◆ AIM ◆
Can you pull out each line of the data below that includes the word "title"?

◆ DATA SHOWN ◆
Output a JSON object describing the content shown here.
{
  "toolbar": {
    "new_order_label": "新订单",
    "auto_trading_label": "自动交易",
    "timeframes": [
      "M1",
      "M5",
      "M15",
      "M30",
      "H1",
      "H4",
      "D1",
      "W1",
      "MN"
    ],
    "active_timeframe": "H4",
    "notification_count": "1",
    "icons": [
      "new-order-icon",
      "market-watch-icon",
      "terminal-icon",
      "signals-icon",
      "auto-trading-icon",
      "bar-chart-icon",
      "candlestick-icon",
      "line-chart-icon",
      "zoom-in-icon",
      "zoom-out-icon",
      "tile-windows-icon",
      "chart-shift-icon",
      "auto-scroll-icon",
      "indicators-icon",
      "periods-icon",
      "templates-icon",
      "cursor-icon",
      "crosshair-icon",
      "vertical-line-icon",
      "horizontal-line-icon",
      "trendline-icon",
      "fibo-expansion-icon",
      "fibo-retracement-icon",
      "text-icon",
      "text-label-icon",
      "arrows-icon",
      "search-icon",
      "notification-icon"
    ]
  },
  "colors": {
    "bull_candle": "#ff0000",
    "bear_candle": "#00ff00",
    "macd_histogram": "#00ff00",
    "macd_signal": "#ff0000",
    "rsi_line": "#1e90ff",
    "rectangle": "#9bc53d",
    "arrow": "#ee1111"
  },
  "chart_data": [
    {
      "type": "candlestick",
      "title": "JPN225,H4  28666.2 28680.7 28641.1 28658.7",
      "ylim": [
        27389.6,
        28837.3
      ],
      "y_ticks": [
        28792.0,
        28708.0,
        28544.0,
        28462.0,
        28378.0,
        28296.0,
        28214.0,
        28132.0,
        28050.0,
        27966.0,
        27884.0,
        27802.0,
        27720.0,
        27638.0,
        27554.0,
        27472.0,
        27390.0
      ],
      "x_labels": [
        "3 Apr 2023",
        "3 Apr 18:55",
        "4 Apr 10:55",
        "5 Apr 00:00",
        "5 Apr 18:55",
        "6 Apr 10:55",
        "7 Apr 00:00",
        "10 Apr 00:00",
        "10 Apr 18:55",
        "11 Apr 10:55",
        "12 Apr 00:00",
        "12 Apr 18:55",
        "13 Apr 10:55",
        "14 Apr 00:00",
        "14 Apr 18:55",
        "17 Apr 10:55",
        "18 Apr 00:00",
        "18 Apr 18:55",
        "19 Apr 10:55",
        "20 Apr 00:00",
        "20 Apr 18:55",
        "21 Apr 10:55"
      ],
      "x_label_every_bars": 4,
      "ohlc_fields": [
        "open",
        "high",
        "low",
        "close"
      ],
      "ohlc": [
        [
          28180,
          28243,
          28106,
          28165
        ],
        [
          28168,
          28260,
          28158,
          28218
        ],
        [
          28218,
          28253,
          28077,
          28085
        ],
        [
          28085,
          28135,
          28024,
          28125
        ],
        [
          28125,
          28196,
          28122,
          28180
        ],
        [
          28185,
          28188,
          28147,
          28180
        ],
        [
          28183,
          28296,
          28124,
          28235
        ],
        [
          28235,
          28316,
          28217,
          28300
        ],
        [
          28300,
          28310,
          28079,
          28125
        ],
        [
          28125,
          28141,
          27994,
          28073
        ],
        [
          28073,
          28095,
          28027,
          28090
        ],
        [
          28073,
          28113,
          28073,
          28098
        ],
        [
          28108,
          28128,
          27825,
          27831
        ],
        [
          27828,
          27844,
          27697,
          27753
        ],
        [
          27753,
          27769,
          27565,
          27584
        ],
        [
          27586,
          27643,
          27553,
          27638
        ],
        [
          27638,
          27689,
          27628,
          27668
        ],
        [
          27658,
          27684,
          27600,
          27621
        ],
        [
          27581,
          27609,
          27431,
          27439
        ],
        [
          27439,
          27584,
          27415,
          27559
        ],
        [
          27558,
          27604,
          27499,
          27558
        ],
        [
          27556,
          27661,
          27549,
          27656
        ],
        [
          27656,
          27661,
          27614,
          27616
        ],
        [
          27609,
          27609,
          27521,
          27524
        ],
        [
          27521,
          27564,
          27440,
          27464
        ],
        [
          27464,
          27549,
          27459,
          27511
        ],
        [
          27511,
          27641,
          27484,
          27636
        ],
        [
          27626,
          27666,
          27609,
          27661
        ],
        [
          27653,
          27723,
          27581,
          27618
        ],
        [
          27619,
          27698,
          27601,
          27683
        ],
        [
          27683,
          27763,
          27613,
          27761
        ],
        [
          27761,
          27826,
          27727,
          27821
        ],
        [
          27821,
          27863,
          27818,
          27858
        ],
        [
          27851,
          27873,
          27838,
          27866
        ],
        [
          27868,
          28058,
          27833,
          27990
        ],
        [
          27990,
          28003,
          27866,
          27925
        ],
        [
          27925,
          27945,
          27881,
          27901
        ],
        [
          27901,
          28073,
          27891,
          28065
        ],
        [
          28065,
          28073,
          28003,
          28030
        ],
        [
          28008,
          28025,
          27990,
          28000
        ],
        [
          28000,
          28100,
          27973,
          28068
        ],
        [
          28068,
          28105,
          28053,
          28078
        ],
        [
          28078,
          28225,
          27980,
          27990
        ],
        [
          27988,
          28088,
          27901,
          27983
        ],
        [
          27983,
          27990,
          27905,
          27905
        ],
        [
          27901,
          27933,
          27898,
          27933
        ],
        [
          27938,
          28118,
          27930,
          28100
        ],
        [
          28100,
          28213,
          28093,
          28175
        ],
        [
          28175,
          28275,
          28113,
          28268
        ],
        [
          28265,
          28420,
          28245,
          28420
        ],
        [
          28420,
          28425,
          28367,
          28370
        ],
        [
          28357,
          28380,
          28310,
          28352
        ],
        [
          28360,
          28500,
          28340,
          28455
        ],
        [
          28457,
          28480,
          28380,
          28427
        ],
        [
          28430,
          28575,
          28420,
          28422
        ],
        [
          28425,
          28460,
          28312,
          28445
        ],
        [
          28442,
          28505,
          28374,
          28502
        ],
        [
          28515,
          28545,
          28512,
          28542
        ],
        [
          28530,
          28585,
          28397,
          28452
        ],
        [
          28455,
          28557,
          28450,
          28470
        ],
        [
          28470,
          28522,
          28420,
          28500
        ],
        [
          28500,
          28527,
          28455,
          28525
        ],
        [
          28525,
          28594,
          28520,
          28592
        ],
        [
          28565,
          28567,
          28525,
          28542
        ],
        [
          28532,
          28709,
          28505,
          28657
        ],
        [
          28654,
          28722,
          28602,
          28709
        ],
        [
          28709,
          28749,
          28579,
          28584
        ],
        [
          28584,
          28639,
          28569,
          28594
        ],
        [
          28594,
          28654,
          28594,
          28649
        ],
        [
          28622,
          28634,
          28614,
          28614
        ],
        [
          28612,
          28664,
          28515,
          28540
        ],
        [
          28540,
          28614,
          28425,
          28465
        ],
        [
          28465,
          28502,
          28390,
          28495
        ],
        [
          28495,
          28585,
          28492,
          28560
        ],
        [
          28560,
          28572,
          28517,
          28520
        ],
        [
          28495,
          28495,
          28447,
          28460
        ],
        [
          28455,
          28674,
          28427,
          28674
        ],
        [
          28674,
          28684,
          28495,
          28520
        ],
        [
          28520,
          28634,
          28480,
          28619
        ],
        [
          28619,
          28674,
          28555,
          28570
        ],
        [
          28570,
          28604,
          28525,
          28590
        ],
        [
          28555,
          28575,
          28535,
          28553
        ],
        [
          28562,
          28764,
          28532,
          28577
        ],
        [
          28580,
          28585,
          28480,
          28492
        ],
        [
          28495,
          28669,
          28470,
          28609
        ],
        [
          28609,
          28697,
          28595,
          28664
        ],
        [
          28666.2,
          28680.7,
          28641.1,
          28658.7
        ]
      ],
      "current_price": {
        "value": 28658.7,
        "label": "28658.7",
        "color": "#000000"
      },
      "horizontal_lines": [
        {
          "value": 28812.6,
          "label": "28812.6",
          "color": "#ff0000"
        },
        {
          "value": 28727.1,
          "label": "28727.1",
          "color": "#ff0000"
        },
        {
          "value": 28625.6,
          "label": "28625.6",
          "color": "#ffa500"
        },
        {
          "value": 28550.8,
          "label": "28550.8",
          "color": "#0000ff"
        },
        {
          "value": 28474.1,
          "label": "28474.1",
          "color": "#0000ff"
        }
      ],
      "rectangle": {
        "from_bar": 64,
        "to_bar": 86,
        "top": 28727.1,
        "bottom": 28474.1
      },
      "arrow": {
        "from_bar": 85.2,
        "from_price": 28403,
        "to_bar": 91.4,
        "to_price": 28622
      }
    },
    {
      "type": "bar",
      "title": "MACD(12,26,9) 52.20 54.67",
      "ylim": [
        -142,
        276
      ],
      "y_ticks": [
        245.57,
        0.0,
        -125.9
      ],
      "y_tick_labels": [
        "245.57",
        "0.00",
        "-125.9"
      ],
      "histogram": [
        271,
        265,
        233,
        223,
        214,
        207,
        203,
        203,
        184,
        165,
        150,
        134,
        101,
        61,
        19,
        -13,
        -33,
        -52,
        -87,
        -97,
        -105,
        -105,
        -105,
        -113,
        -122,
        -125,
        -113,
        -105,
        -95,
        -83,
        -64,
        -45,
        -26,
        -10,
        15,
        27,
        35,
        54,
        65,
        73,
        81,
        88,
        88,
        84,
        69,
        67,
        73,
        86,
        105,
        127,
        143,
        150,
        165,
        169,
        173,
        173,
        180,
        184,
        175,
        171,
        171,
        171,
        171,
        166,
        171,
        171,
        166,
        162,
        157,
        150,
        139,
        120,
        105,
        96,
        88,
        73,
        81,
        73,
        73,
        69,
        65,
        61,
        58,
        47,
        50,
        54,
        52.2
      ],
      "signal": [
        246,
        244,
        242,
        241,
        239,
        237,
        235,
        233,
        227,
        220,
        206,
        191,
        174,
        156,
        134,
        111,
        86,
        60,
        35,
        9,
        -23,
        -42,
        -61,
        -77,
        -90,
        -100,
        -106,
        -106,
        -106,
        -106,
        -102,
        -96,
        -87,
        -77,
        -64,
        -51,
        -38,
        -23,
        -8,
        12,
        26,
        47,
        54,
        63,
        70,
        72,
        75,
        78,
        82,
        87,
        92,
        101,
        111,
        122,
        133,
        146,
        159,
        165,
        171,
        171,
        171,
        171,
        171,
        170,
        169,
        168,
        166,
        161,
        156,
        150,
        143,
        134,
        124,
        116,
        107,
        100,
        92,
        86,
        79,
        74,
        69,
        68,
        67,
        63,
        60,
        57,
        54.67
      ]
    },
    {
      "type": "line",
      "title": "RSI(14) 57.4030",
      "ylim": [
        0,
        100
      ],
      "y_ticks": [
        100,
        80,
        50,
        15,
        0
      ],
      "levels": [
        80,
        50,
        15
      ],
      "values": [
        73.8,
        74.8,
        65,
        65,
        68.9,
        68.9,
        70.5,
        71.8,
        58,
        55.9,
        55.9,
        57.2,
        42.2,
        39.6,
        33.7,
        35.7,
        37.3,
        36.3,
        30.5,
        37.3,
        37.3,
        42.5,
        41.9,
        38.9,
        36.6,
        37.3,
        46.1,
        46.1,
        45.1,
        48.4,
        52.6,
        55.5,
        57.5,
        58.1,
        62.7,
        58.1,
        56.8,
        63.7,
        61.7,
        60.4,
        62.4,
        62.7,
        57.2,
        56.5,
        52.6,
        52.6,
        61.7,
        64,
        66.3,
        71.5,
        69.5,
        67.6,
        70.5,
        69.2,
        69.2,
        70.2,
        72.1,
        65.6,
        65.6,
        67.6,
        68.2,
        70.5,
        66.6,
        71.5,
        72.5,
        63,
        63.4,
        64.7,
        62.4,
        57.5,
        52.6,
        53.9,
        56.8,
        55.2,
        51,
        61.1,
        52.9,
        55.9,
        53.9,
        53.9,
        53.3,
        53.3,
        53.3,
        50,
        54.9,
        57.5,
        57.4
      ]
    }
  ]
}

◆ EXERCISE OUTPUT ◆
      "title": "JPN225,H4  28666.2 28680.7 28641.1 28658.7",
      "title": "MACD(12,26,9) 52.20 54.67",
      "title": "RSI(14) 57.4030",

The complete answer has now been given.